> [Your task]
Copy each line holding the string "darauf".

> [Task input]
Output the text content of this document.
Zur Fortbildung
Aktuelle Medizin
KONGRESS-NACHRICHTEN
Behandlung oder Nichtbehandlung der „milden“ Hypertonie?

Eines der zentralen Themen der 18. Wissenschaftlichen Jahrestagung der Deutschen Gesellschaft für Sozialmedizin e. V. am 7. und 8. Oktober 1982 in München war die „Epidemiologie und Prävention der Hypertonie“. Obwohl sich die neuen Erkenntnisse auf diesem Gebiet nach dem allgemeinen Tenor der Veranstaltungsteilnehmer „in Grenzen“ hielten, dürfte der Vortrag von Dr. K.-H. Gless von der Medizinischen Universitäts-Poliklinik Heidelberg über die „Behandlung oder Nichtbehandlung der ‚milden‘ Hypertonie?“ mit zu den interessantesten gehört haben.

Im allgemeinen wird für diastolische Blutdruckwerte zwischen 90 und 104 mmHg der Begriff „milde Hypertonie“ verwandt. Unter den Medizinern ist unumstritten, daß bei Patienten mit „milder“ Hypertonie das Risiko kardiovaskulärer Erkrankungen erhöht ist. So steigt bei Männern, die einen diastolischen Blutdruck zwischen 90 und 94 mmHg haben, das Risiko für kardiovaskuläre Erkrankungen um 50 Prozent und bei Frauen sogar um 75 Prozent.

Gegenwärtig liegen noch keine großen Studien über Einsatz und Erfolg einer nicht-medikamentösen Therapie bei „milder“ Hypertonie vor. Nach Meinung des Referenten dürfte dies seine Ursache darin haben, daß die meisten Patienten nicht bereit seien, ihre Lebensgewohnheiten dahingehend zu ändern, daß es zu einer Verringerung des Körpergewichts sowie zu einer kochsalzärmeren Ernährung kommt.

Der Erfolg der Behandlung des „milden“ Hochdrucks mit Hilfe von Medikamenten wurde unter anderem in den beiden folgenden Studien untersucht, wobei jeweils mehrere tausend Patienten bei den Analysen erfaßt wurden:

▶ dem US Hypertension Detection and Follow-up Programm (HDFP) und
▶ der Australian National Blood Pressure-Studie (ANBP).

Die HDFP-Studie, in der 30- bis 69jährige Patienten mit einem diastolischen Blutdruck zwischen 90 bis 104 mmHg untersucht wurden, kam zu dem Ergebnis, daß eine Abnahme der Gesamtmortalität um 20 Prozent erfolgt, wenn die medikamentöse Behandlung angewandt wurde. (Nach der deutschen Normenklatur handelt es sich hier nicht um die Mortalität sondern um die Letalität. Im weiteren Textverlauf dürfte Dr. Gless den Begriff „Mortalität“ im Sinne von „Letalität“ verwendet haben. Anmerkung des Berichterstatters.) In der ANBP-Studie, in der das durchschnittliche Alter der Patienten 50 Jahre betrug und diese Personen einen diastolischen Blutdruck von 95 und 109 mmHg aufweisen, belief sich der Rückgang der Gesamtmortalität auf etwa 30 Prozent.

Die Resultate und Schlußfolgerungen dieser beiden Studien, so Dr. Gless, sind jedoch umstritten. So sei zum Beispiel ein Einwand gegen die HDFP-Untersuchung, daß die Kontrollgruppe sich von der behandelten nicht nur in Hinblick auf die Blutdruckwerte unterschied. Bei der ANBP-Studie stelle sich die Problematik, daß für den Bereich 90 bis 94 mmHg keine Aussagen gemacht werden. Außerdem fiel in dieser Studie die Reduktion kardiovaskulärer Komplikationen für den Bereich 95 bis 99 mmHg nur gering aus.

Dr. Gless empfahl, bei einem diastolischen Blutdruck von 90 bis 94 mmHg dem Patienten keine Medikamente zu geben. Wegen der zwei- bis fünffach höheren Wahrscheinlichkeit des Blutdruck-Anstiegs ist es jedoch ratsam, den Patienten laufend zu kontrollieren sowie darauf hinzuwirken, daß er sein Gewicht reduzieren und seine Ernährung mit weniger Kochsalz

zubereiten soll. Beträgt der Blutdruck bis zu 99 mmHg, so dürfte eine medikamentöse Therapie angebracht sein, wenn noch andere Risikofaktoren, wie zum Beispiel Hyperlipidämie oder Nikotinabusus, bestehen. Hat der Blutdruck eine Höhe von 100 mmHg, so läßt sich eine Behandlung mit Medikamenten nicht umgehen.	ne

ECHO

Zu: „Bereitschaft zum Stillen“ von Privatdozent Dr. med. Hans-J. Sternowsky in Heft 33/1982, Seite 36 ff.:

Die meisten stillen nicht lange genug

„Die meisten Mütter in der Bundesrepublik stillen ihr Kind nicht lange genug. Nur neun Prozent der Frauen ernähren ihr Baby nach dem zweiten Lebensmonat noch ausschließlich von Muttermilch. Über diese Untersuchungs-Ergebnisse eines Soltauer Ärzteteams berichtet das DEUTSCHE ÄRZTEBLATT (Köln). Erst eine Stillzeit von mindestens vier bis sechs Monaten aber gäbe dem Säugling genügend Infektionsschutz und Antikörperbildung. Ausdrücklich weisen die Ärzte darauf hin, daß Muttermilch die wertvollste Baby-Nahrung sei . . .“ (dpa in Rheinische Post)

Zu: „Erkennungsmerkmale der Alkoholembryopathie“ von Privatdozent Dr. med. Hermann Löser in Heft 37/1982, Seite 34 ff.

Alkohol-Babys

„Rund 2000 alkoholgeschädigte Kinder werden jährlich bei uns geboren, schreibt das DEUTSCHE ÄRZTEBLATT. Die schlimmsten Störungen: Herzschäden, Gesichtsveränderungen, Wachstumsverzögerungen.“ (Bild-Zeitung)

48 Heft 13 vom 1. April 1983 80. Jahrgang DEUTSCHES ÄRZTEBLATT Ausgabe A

> [Expected answer]
Dr. Gless empfahl, bei einem diastolischen Blutdruck von 90 bis 94 mmHg dem Patienten keine Medikamente zu geben. Wegen der zwei- bis fünffach höheren Wahrscheinlichkeit des Blutdruck-Anstiegs ist es jedoch ratsam, den Patienten laufend zu kontrollieren sowie darauf hinzuwirken, daß er sein Gewicht reduzieren und seine Ernährung mit weniger Kochsalz
„Die meisten Mütter in der Bundesrepublik stillen ihr Kind nicht lange genug. Nur neun Prozent der Frauen ernähren ihr Baby nach dem zweiten Lebensmonat noch ausschließlich von Muttermilch. Über diese Untersuchungs-Ergebnisse eines Soltauer Ärzteteams berichtet das DEUTSCHE ÄRZTEBLATT (Köln). Erst eine Stillzeit von mindestens vier bis sechs Monaten aber gäbe dem Säugling genügend Infektionsschutz und Antikörperbildung. Ausdrücklich weisen die Ärzte darauf hin, daß Muttermilch die wertvollste Baby-Nahrung sei . . .“ (dpa in Rheinische Post)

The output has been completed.